| EXERCISE PROMPT |
Print out every record exactly as it appears.

| EXCERPTED RECORDS |
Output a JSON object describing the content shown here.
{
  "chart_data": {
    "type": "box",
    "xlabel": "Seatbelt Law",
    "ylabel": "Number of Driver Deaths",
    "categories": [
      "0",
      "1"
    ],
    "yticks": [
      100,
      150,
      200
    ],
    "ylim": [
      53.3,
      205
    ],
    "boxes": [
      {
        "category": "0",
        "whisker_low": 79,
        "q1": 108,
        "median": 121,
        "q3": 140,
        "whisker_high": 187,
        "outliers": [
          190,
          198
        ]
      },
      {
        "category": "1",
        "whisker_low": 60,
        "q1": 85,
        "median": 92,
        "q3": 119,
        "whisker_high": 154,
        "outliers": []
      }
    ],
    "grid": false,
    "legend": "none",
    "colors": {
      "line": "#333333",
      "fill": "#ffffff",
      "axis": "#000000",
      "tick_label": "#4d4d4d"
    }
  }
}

| WRITTEN REPLY |
Output a JSON object describing the content shown here.
{
  "chart_data": {
    "type": "box",
    "xlabel": "Seatbelt Law",
    "ylabel": "Number of Driver Deaths",
    "categories": [
      "0",
      "1"
    ],
    "yticks": [
      100,
      150,
      200
    ],
    "ylim": [
      53.3,
      205
    ],
    "boxes": [
      {
        "category": "0",
        "whisker_low": 79,
        "q1": 108,
        "median": 121,
        "q3": 140,
        "whisker_high": 187,
        "outliers": [
          190,
          198
        ]
      },
      {
        "category": "1",
        "whisker_low": 60,
        "q1": 85,
        "median": 92,
        "q3": 119,
        "whisker_high": 154,
        "outliers": []
      }
    ],
    "grid": false,
    "legend": "none",
    "colors": {
      "line": "#333333",
      "fill": "#ffffff",
      "axis": "#000000",
      "tick_label": "#4d4d4d"
    }
  }
}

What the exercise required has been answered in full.